OBJECTIVE
Using the listing below, copy every line that mentions "Quilted".
====== EXTRACTED MATERIAL ======
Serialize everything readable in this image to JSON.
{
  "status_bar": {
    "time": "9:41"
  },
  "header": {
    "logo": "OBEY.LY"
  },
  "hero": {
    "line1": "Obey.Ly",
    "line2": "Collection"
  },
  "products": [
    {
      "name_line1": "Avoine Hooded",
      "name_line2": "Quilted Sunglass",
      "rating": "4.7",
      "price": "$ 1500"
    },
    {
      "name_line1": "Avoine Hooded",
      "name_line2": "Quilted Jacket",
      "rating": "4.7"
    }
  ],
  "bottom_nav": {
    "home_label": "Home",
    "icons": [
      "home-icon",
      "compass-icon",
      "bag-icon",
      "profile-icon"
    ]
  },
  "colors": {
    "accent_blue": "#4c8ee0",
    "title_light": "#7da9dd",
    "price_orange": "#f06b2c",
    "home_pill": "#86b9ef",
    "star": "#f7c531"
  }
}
======
EXERCISE ANSWER
      "name_line2": "Quilted Sunglass",
      "name_line2": "Quilted Jacket",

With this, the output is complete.